Aim of the task:
Pick out the lines below that contain the string "MEDIA" and copy them all.

Exercise materials:
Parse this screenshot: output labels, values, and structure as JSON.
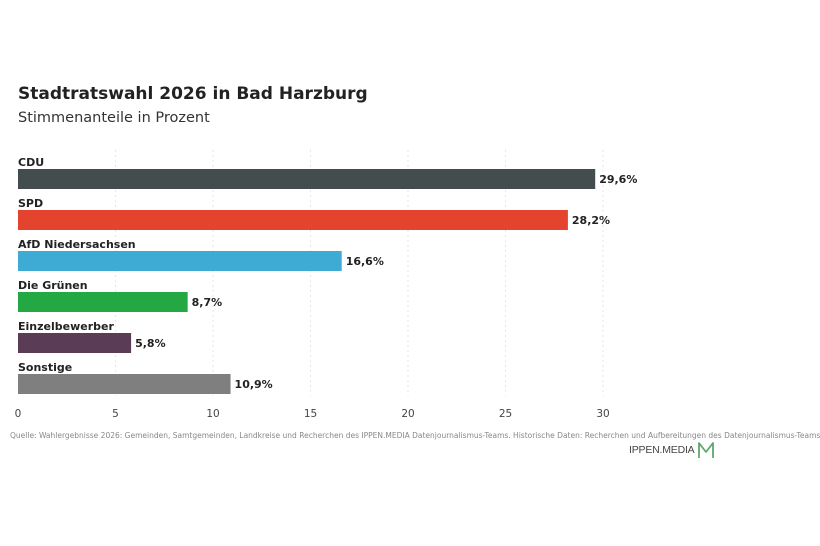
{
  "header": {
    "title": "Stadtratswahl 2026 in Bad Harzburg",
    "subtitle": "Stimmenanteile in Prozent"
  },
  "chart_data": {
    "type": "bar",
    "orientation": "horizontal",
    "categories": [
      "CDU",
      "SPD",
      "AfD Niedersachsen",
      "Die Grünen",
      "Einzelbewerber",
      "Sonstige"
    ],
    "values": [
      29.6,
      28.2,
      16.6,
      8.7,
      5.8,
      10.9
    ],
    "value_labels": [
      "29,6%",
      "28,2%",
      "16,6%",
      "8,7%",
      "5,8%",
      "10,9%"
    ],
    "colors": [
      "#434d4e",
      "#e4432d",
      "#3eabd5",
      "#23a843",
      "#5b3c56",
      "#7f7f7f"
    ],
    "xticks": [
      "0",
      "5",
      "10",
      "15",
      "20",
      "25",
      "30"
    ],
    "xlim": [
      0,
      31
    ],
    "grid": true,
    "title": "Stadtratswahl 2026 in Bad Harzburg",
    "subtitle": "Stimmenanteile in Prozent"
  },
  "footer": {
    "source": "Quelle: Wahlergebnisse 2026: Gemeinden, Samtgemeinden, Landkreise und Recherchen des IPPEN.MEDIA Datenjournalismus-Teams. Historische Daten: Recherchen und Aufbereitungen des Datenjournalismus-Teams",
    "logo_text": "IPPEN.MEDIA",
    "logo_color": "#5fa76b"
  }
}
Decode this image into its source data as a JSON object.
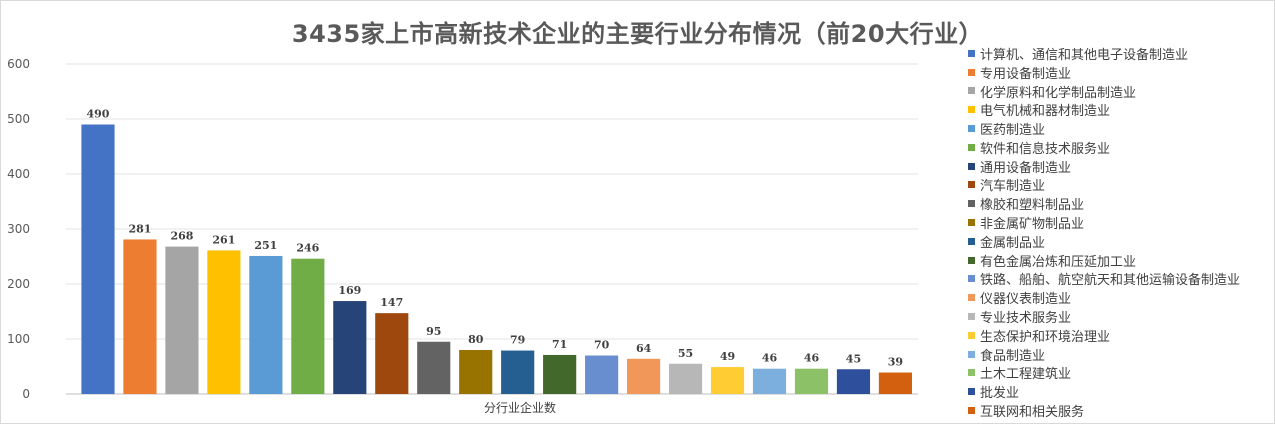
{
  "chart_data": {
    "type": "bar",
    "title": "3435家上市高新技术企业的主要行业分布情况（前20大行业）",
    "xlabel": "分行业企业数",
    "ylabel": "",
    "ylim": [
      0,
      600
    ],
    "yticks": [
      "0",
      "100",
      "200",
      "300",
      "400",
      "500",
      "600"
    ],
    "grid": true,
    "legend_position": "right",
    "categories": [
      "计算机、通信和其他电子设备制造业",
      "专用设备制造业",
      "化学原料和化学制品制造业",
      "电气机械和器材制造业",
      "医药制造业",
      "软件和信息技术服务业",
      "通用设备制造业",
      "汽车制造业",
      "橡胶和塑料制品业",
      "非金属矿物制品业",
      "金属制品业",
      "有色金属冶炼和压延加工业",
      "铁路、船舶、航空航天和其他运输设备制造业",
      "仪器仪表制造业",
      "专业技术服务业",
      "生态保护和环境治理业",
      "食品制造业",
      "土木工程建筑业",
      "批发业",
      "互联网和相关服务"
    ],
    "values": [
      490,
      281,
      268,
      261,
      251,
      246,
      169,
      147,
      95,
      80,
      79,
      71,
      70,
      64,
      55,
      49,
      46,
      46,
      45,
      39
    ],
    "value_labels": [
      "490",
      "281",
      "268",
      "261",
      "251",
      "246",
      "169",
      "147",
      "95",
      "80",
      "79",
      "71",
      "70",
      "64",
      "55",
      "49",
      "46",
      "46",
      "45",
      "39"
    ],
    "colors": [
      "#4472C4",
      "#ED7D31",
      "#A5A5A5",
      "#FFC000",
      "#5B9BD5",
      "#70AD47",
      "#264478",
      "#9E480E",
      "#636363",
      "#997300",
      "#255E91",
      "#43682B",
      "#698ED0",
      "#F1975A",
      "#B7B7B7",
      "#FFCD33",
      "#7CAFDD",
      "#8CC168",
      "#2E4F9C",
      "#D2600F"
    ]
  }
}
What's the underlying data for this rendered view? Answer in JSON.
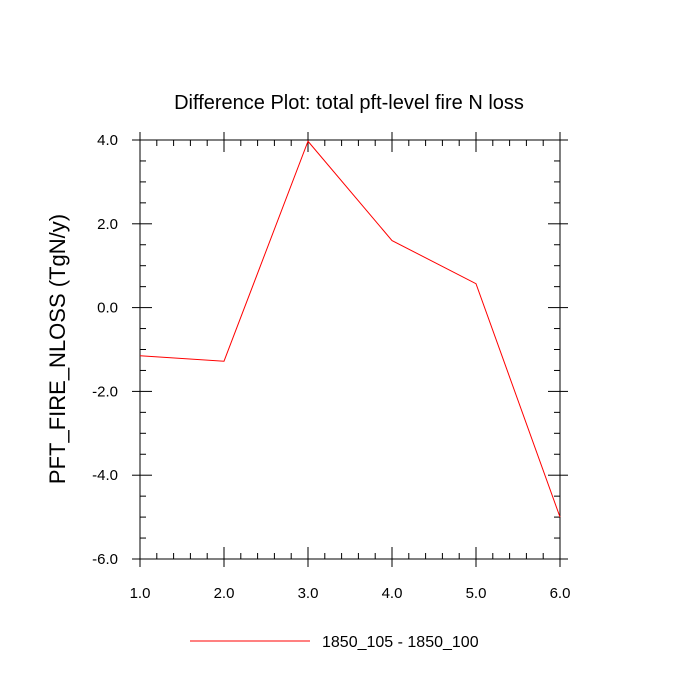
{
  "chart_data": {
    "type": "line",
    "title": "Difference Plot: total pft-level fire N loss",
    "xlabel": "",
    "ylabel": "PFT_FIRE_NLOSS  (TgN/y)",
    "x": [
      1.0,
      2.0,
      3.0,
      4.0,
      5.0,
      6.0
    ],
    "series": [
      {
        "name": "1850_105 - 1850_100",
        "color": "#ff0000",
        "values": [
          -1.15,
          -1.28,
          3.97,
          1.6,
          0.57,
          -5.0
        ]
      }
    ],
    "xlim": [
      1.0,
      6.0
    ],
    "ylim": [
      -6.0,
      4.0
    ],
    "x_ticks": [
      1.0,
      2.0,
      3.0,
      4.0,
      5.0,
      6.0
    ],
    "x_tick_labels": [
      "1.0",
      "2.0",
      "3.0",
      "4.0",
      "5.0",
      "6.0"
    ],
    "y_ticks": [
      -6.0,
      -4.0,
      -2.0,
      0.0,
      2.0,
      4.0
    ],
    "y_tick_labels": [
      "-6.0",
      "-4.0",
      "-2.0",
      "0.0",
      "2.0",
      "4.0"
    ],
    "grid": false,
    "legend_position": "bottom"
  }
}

In response:
    "source": "Quelle: Wahlergebnisse 2026: Gemeinden, Samtgemeinden, Landkreise und Recherchen des IPPEN.MEDIA Datenjournalismus-Teams. Historische Daten: Recherchen und Aufbereitungen des Datenjournalismus-Teams",
    "logo_text": "IPPEN.MEDIA",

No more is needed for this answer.